··· DATA IN THIS EXERCISE ···

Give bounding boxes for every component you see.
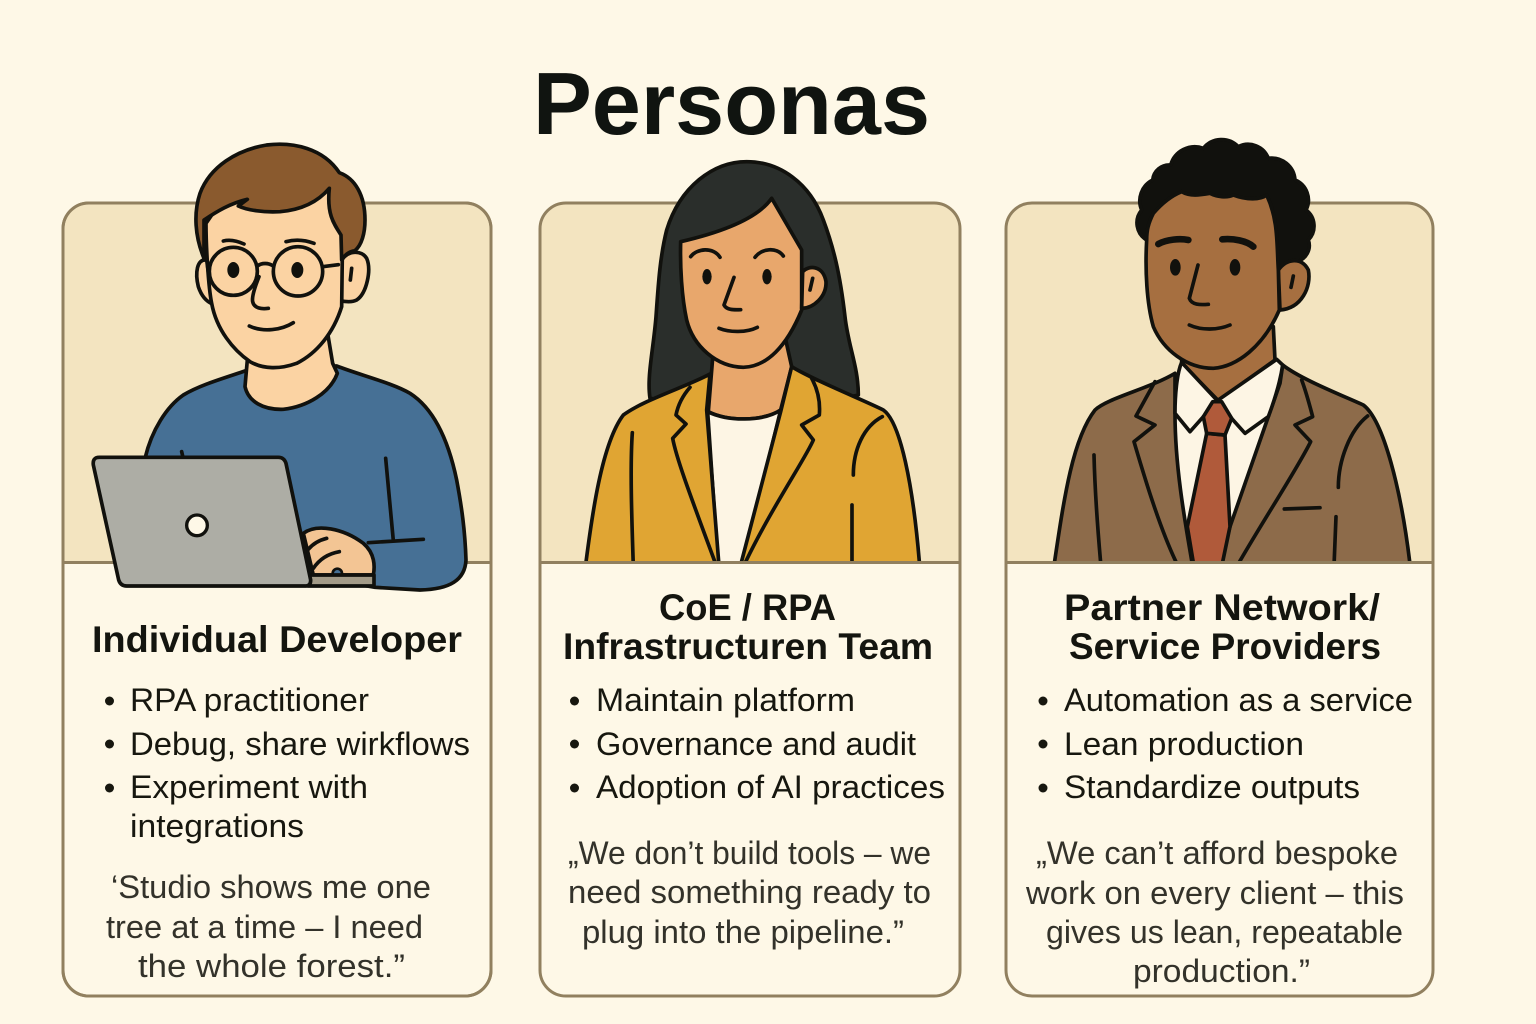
heading: Partner Network/ <box>1064 587 1380 628</box>
heading <box>1064 587 1381 667</box>
illustration: woman in yellow blazer <box>585 162 920 570</box>
neck <box>245 333 337 409</box>
hand <box>303 528 374 575</box>
ear <box>1278 261 1309 310</box>
quote: production.” <box>1133 953 1310 989</box>
quote: plug into the pipeline.” <box>582 914 904 950</box>
heading <box>563 587 933 667</box>
bullet list: integrations <box>130 808 304 844</box>
hair <box>649 162 858 417</box>
shirt <box>708 410 781 570</box>
quote: the whole forest.” <box>138 948 405 984</box>
neck <box>1182 327 1275 401</box>
quote: tree at a time – I need <box>106 909 423 945</box>
quote: ‘Studio shows me one <box>111 869 431 905</box>
bullet list: Governance and audit <box>596 726 916 762</box>
heading: Infrastructuren Team <box>563 626 933 667</box>
bullet list: Debug, share wirkflows <box>130 726 470 762</box>
quote <box>106 869 431 984</box>
shirt <box>1176 418 1264 520</box>
quote: „We can’t afford bespoke <box>1036 835 1398 871</box>
eyes and brows <box>227 262 239 278</box>
jacket left <box>1053 373 1193 570</box>
lapels and pleats <box>1094 380 1368 567</box>
bullet list: Experiment with <box>130 769 368 805</box>
heading: Individual Developer <box>92 619 462 660</box>
bullet list <box>1038 682 1413 805</box>
nose and mouth <box>249 277 293 330</box>
bullet list: RPA practitioner <box>130 682 369 718</box>
illustration: man in brown suit <box>1053 140 1411 570</box>
necktie <box>1187 433 1230 567</box>
ears <box>197 260 213 304</box>
bullet list: Automation as a service <box>1064 682 1413 718</box>
quote: „We don’t build tools – we <box>568 835 931 871</box>
panel: CoE / RPA card <box>540 162 960 996</box>
bullet list: Maintain platform <box>596 682 855 718</box>
face <box>1146 192 1279 368</box>
heading: Service Providers <box>1069 626 1381 667</box>
facial features <box>1170 259 1181 276</box>
bullet list <box>105 682 470 844</box>
quote <box>1025 835 1404 989</box>
ear <box>802 268 826 308</box>
facial features <box>702 269 712 284</box>
bullet list: Adoption of AI practices <box>596 769 945 805</box>
panel: individual developer card <box>63 144 491 996</box>
collar <box>1175 362 1217 432</box>
face <box>681 198 802 367</box>
sweater <box>145 366 466 590</box>
title: Personas <box>533 54 930 153</box>
laptop base <box>308 575 374 586</box>
glasses <box>209 247 257 295</box>
jacket right <box>1218 365 1411 570</box>
jacket right <box>739 367 920 570</box>
hair <box>1137 140 1314 273</box>
quote: need something ready to <box>568 874 931 910</box>
quote: work on every client – this <box>1025 875 1404 911</box>
bullet list: Lean production <box>1064 726 1304 762</box>
laptop <box>93 457 311 586</box>
hair <box>196 144 365 260</box>
bullet list <box>570 682 945 805</box>
quote: gives us lean, repeatable <box>1046 914 1403 950</box>
lapels and pleats <box>631 378 882 567</box>
sleeve line <box>182 452 423 543</box>
jacket left <box>585 374 719 570</box>
illustration: developer with laptop <box>93 144 466 590</box>
heading: CoE / RPA <box>659 587 836 628</box>
bullet list: Standardize outputs <box>1064 769 1360 805</box>
quote <box>568 835 931 950</box>
neck <box>708 337 792 419</box>
panel: partner network card <box>1006 140 1433 996</box>
face <box>206 188 343 368</box>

···

Switch every "laptop" in the items to "notebook" and write the lines again with nothing else changed. Omit the pictures.

[FINISHED EXERCISE]:
Give bounding boxes for every component you see.
heading: Partner Network/ <box>1064 587 1380 628</box>
heading <box>1064 587 1381 667</box>
illustration: woman in yellow blazer <box>585 162 920 570</box>
neck <box>245 333 337 409</box>
hand <box>303 528 374 575</box>
ear <box>1278 261 1309 310</box>
quote: production.” <box>1133 953 1310 989</box>
quote: plug into the pipeline.” <box>582 914 904 950</box>
heading <box>563 587 933 667</box>
bullet list: integrations <box>130 808 304 844</box>
hair <box>649 162 858 417</box>
shirt <box>708 410 781 570</box>
quote: the whole forest.” <box>138 948 405 984</box>
neck <box>1182 327 1275 401</box>
quote: tree at a time – I need <box>106 909 423 945</box>
quote: ‘Studio shows me one <box>111 869 431 905</box>
bullet list: Governance and audit <box>596 726 916 762</box>
heading: Infrastructuren Team <box>563 626 933 667</box>
bullet list: Debug, share wirkflows <box>130 726 470 762</box>
quote <box>106 869 431 984</box>
shirt <box>1176 418 1264 520</box>
quote: „We can’t afford bespoke <box>1036 835 1398 871</box>
eyes and brows <box>227 262 239 278</box>
jacket left <box>1053 373 1193 570</box>
lapels and pleats <box>1094 380 1368 567</box>
bullet list: Experiment with <box>130 769 368 805</box>
heading: Individual Developer <box>92 619 462 660</box>
bullet list <box>1038 682 1413 805</box>
nose and mouth <box>249 277 293 330</box>
bullet list: RPA practitioner <box>130 682 369 718</box>
illustration: man in brown suit <box>1053 140 1411 570</box>
necktie <box>1187 433 1230 567</box>
ears <box>197 260 213 304</box>
bullet list: Automation as a service <box>1064 682 1413 718</box>
quote: „We don’t build tools – we <box>568 835 931 871</box>
panel: CoE / RPA card <box>540 162 960 996</box>
bullet list: Maintain platform <box>596 682 855 718</box>
face <box>1146 192 1279 368</box>
heading: Service Providers <box>1069 626 1381 667</box>
facial features <box>1170 259 1181 276</box>
bullet list <box>105 682 470 844</box>
quote <box>1025 835 1404 989</box>
ear <box>802 268 826 308</box>
facial features <box>702 269 712 284</box>
bullet list: Adoption of AI practices <box>596 769 945 805</box>
panel: individual developer card <box>63 144 491 996</box>
collar <box>1175 362 1217 432</box>
face <box>681 198 802 367</box>
sweater <box>145 366 466 590</box>
title: Personas <box>533 54 930 153</box>
notebook base <box>308 575 374 586</box>
glasses <box>209 247 257 295</box>
jacket right <box>1218 365 1411 570</box>
jacket right <box>739 367 920 570</box>
hair <box>1137 140 1314 273</box>
quote: need something ready to <box>568 874 931 910</box>
quote: work on every client – this <box>1025 875 1404 911</box>
bullet list: Lean production <box>1064 726 1304 762</box>
notebook <box>93 457 311 586</box>
hair <box>196 144 365 260</box>
bullet list <box>570 682 945 805</box>
quote: gives us lean, repeatable <box>1046 914 1403 950</box>
lapels and pleats <box>631 378 882 567</box>
sleeve line <box>182 452 423 543</box>
jacket left <box>585 374 719 570</box>
illustration: developer with notebook <box>93 144 466 590</box>
heading: CoE / RPA <box>659 587 836 628</box>
bullet list: Standardize outputs <box>1064 769 1360 805</box>
quote <box>568 835 931 950</box>
neck <box>708 337 792 419</box>
panel: partner network card <box>1006 140 1433 996</box>
face <box>206 188 343 368</box>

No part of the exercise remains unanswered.